# Task material:
————
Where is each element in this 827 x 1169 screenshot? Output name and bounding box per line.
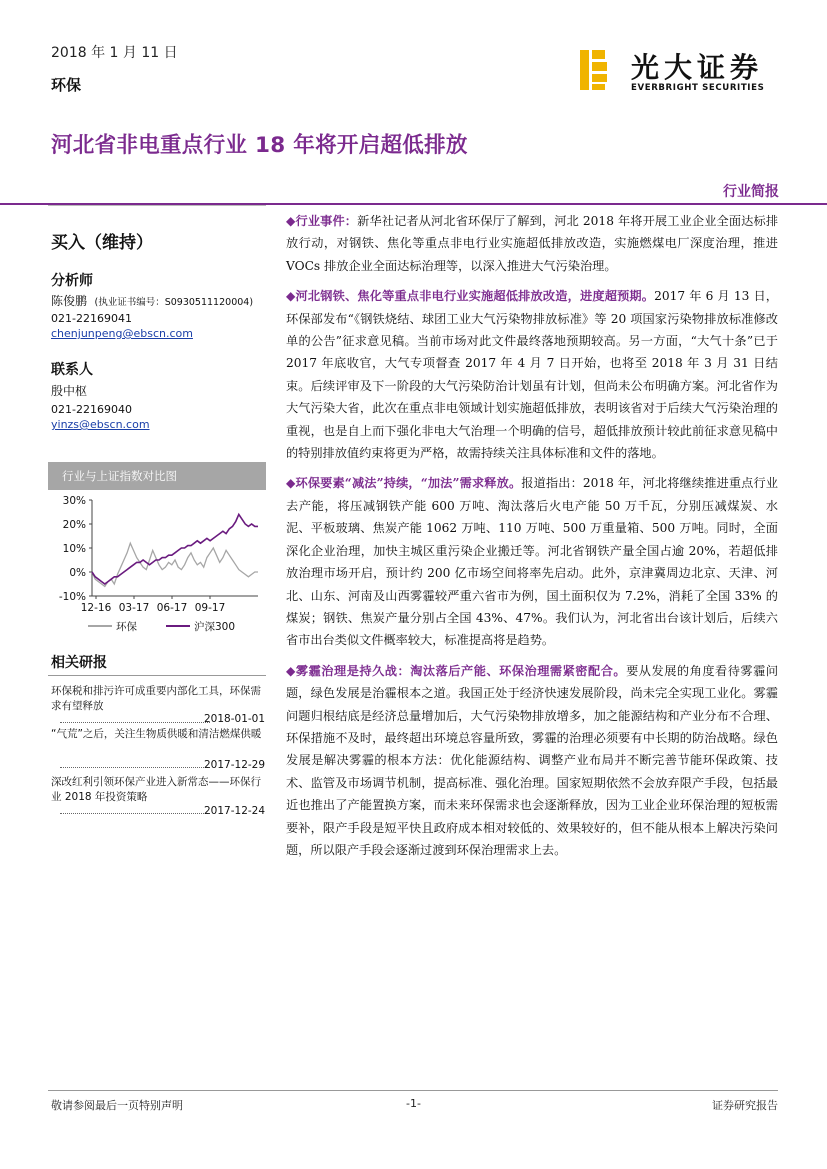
leader-dots — [60, 767, 210, 768]
comparison-chart — [48, 490, 266, 642]
y-tick-label: 10% — [62, 543, 86, 555]
related-report-date: 2018-01-01 — [204, 713, 266, 725]
series-line-1 — [92, 514, 258, 584]
chart-title: 行业与上证指数对比图 — [48, 462, 266, 490]
contact-email-link[interactable]: yinzs@ebscn.com — [51, 418, 150, 431]
sector-label: 环保 — [51, 76, 82, 94]
analyst-cert: (执业证书编号：S0930511120004) — [94, 297, 254, 308]
sidebar-divider — [48, 205, 266, 206]
main-content — [286, 210, 778, 869]
report-date: 2018 年 1 月 11 日 — [51, 45, 178, 61]
logo-cn-text: 光大证券 — [631, 51, 764, 84]
related-report-title[interactable]: 环保税和排污许可成重要内部化工具，环保需求有望释放 — [51, 685, 261, 712]
footer-disclaimer: 敬请参阅最后一页特别声明 — [51, 1099, 183, 1112]
footer-divider — [48, 1090, 778, 1091]
x-tick-label: 03-17 — [118, 602, 150, 614]
related-heading: 相关研报 — [51, 655, 107, 671]
related-divider — [48, 675, 266, 676]
paragraph-text: 要从发展的角度看待雾霾问题，绿色发展是治霾根本之道。我国正处于经济快速发展阶段，尚未完全实现工业化。雾霾问题归根结底是经济总量增加后，大气污染物排放增多，加之能源结构和产业分布不合理、环保措施不及时，最终超出环境总容量所致，雾霾的治理必须要有中长期的防治战略。绿色发展是解决雾霾的根本方法：优化能源结构、调整产业布局并不断完善节能环保政策、技术、监管及市场调节机制，提高标准、强化治理。国家短期依然不会放弃限产手段，包括最近也推出了产能置换方案，而未来环保需求也会逐渐释放，因为工业企业环保治理的短板需要补，限产手段是短平快且政府成本相对较低的、效果较好的，但不能从根本上解决污染问题，所以限产手段会逐渐过渡到环保治理需求上去。 — [286, 663, 779, 857]
leader-dots — [60, 813, 210, 814]
contact-heading: 联系人 — [51, 362, 93, 378]
x-tick-label: 12-16 — [80, 602, 112, 614]
y-tick-label: 20% — [62, 519, 86, 531]
contact-phone: 021-22169040 — [51, 403, 132, 416]
page-number: -1- — [406, 1097, 421, 1110]
contact-name: 殷中枢 — [51, 384, 88, 398]
paragraph — [286, 660, 778, 862]
paragraph-lead: ◆环保要素“减法”持续，“加法”需求释放。 — [286, 476, 522, 491]
footer-report-label: 证券研究报告 — [712, 1099, 778, 1112]
analyst-email-link[interactable]: chenjunpeng@ebscn.com — [51, 327, 193, 340]
related-report-date: 2017-12-24 — [204, 805, 266, 817]
y-tick-label: 30% — [62, 495, 86, 507]
paragraph-text: 新华社记者从河北省环保厅了解到，河北 2018 年将开展工业企业全面达标排放行动，对钢铁、焦化等重点非电行业实施超低排放改造，实施燃煤电厂深度治理，推进 VOCs 排放企业全面达标治理等，以深入推进大气污染治理。 — [286, 214, 779, 273]
logo-mark-icon — [580, 50, 607, 90]
paragraph-lead: ◆河北钢铁、焦化等重点非电行业实施超低排放改造，进度超预期。 — [286, 289, 655, 304]
related-report-title[interactable]: “气荒”之后，关注生物质供暖和清洁燃煤供暖 — [51, 728, 262, 740]
paragraph-lead: ◆雾霾治理是持久战：淘汰落后产能、环保治理需紧密配合。 — [286, 663, 627, 678]
legend-label: 沪深300 — [194, 621, 236, 633]
leader-dots — [60, 722, 210, 723]
related-report-date: 2017-12-29 — [204, 759, 266, 771]
analyst-heading: 分析师 — [51, 273, 93, 289]
x-tick-label: 09-17 — [194, 602, 226, 614]
paragraph-text: 报道指出：2018 年，河北将继续推进重点行业去产能，将压减钢铁产能 600 万吨、淘汰落后火电产能 50 万千瓦，分别压减煤炭、水泥、平板玻璃、焦炭产能 1062 万吨、110 万吨、500 万重量箱、500 万吨。同时，全面深化企业治理，加快主城区重污染企业搬迁等。河北省钢铁产量全国占逾 20%，若超低排放治理市场开启，预计约 200 亿市场空间将率先启动。此外，京津冀周边北京、天津、河北、山东、河南及山西雾霾较严重六省市为例，国土面积仅为 7.2%，消耗了全国 33% 的煤炭；钢铁、焦炭产量分别占全国 43%、47%。我们认为，河北省出台该计划后，后续六省市出台类似文件概率较大，标准提高将是趋势。 — [286, 476, 778, 648]
logo-en-text: EVERBRIGHT SECURITIES — [631, 83, 765, 93]
y-tick-label: -10% — [58, 591, 86, 603]
series-line-0 — [92, 543, 258, 586]
paragraph — [286, 285, 778, 464]
legend-label: 环保 — [116, 621, 137, 633]
related-report-title[interactable]: 深改红利引领环保产业进入新常态——环保行业 2018 年投资策略 — [51, 776, 261, 803]
x-tick-label: 06-17 — [156, 602, 188, 614]
rating: 买入（维持） — [51, 233, 153, 253]
report-title: 河北省非电重点行业 18 年将开启超低排放 — [51, 133, 468, 158]
analyst-phone: 021-22169041 — [51, 312, 132, 325]
report-type: 行业简报 — [723, 184, 779, 200]
paragraph — [286, 210, 778, 277]
paragraph-text: 2017 年 6 月 13 日，环保部发布“《钢铁烧结、球团工业大气污染物排放标准》等 20 项国家污染物排放标准修改单的公告”征求意见稿。当前市场对此文件最终落地预期较高。另一方面，“大气十条”已于 2017 年底收官，大气专项督查 2017 年 4 月 7 日开始，也将至 2018 年 3 月 31 日结束。后续评审及下一阶段的大气污染防治计划虽有计划，但尚未公布明确方案。河北省作为大气污染大省，此次在重点非电领域计划实施超低排放，表明该省对于后续大气污染治理的重视，也是自上而下强化非电大气治理一个明确的信号，超低排放预计较此前征求意见稿中的特别排放值约束将更为严格，故需持续关注具体标准和文件的落地。 — [286, 289, 778, 461]
analyst-name: 陈俊鹏 — [51, 294, 88, 308]
paragraph — [286, 472, 778, 651]
analyst-line — [51, 294, 253, 310]
paragraph-lead: ◆行业事件： — [286, 214, 358, 228]
y-tick-label: 0% — [69, 567, 86, 579]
————
# Given task:
Copy every row above again, but replace "leader-dots" with "dotted-leader" wherever it appears, and leave everything else unchanged. Omit the pictures.

# Task answer:
Where is each element in this 827 x 1169 screenshot? Output name and bounding box per line.
dotted-leader — [60, 767, 210, 768]
comparison-chart — [48, 490, 266, 642]
y-tick-label: 10% — [62, 543, 86, 555]
related-report-date: 2018-01-01 — [204, 713, 266, 725]
series-line-1 — [92, 514, 258, 584]
chart-title: 行业与上证指数对比图 — [48, 462, 266, 490]
contact-email-link[interactable]: yinzs@ebscn.com — [51, 418, 150, 431]
sector-label: 环保 — [51, 76, 82, 94]
analyst-cert: (执业证书编号：S0930511120004) — [94, 297, 254, 308]
sidebar-divider — [48, 205, 266, 206]
main-content — [286, 210, 778, 869]
report-date: 2018 年 1 月 11 日 — [51, 45, 178, 61]
logo-cn-text: 光大证券 — [631, 51, 764, 84]
related-report-title[interactable]: 环保税和排污许可成重要内部化工具，环保需求有望释放 — [51, 685, 261, 712]
footer-disclaimer: 敬请参阅最后一页特别声明 — [51, 1099, 183, 1112]
footer-divider — [48, 1090, 778, 1091]
x-tick-label: 03-17 — [118, 602, 150, 614]
related-heading: 相关研报 — [51, 655, 107, 671]
related-divider — [48, 675, 266, 676]
paragraph-text: 要从发展的角度看待雾霾问题，绿色发展是治霾根本之道。我国正处于经济快速发展阶段，尚未完全实现工业化。雾霾问题归根结底是经济总量增加后，大气污染物排放增多，加之能源结构和产业分布不合理、环保措施不及时，最终超出环境总容量所致，雾霾的治理必须要有中长期的防治战略。绿色发展是解决雾霾的根本方法：优化能源结构、调整产业布局并不断完善节能环保政策、技术、监管及市场调节机制，提高标准、强化治理。国家短期依然不会放弃限产手段，包括最近也推出了产能置换方案，而未来环保需求也会逐渐释放，因为工业企业环保治理的短板需要补，限产手段是短平快且政府成本相对较低的、效果较好的，但不能从根本上解决污染问题，所以限产手段会逐渐过渡到环保治理需求上去。 — [286, 663, 779, 857]
dotted-leader — [60, 813, 210, 814]
contact-heading: 联系人 — [51, 362, 93, 378]
x-tick-label: 12-16 — [80, 602, 112, 614]
y-tick-label: 20% — [62, 519, 86, 531]
contact-phone: 021-22169040 — [51, 403, 132, 416]
page-number: -1- — [406, 1097, 421, 1110]
contact-name: 殷中枢 — [51, 384, 88, 398]
paragraph — [286, 660, 778, 862]
paragraph-lead: ◆环保要素“减法”持续，“加法”需求释放。 — [286, 476, 522, 491]
footer-report-label: 证券研究报告 — [712, 1099, 778, 1112]
analyst-email-link[interactable]: chenjunpeng@ebscn.com — [51, 327, 193, 340]
related-report-date: 2017-12-24 — [204, 805, 266, 817]
y-tick-label: 30% — [62, 495, 86, 507]
paragraph-text: 新华社记者从河北省环保厅了解到，河北 2018 年将开展工业企业全面达标排放行动，对钢铁、焦化等重点非电行业实施超低排放改造，实施燃煤电厂深度治理，推进 VOCs 排放企业全面达标治理等，以深入推进大气污染治理。 — [286, 214, 779, 273]
logo-mark-icon — [580, 50, 607, 90]
paragraph-lead: ◆河北钢铁、焦化等重点非电行业实施超低排放改造，进度超预期。 — [286, 289, 655, 304]
related-report-title[interactable]: “气荒”之后，关注生物质供暖和清洁燃煤供暖 — [51, 728, 262, 740]
paragraph-lead: ◆雾霾治理是持久战：淘汰落后产能、环保治理需紧密配合。 — [286, 663, 627, 678]
legend-label: 沪深300 — [194, 621, 236, 633]
dotted-leader — [60, 722, 210, 723]
related-report-date: 2017-12-29 — [204, 759, 266, 771]
analyst-heading: 分析师 — [51, 273, 93, 289]
x-tick-label: 09-17 — [194, 602, 226, 614]
paragraph-text: 报道指出：2018 年，河北将继续推进重点行业去产能，将压减钢铁产能 600 万吨、淘汰落后火电产能 50 万千瓦，分别压减煤炭、水泥、平板玻璃、焦炭产能 1062 万吨、110 万吨、500 万重量箱、500 万吨。同时，全面深化企业治理，加快主城区重污染企业搬迁等。河北省钢铁产量全国占逾 20%，若超低排放治理市场开启，预计约 200 亿市场空间将率先启动。此外，京津冀周边北京、天津、河北、山东、河南及山西雾霾较严重六省市为例，国土面积仅为 7.2%，消耗了全国 33% 的煤炭；钢铁、焦炭产量分别占全国 43%、47%。我们认为，河北省出台该计划后，后续六省市出台类似文件概率较大，标准提高将是趋势。 — [286, 476, 778, 648]
logo-en-text: EVERBRIGHT SECURITIES — [631, 83, 765, 93]
y-tick-label: -10% — [58, 591, 86, 603]
series-line-0 — [92, 543, 258, 586]
paragraph — [286, 285, 778, 464]
legend-label: 环保 — [116, 621, 137, 633]
related-report-title[interactable]: 深改红利引领环保产业进入新常态——环保行业 2018 年投资策略 — [51, 776, 261, 803]
x-tick-label: 06-17 — [156, 602, 188, 614]
rating: 买入（维持） — [51, 233, 153, 253]
report-title: 河北省非电重点行业 18 年将开启超低排放 — [51, 133, 468, 158]
analyst-phone: 021-22169041 — [51, 312, 132, 325]
report-type: 行业简报 — [723, 184, 779, 200]
paragraph — [286, 210, 778, 277]
paragraph-text: 2017 年 6 月 13 日，环保部发布“《钢铁烧结、球团工业大气污染物排放标准》等 20 项国家污染物排放标准修改单的公告”征求意见稿。当前市场对此文件最终落地预期较高。另一方面，“大气十条”已于 2017 年底收官，大气专项督查 2017 年 4 月 7 日开始，也将至 2018 年 3 月 31 日结束。后续评审及下一阶段的大气污染防治计划虽有计划，但尚未公布明确方案。河北省作为大气污染大省，此次在重点非电领域计划实施超低排放，表明该省对于后续大气污染治理的重视，也是自上而下强化非电大气治理一个明确的信号，超低排放预计较此前征求意见稿中的特别排放值约束将更为严格，故需持续关注具体标准和文件的落地。 — [286, 289, 778, 461]
analyst-name: 陈俊鹏 — [51, 294, 88, 308]
paragraph — [286, 472, 778, 651]
analyst-line — [51, 294, 253, 310]
paragraph-lead: ◆行业事件： — [286, 214, 358, 228]
y-tick-label: 0% — [69, 567, 86, 579]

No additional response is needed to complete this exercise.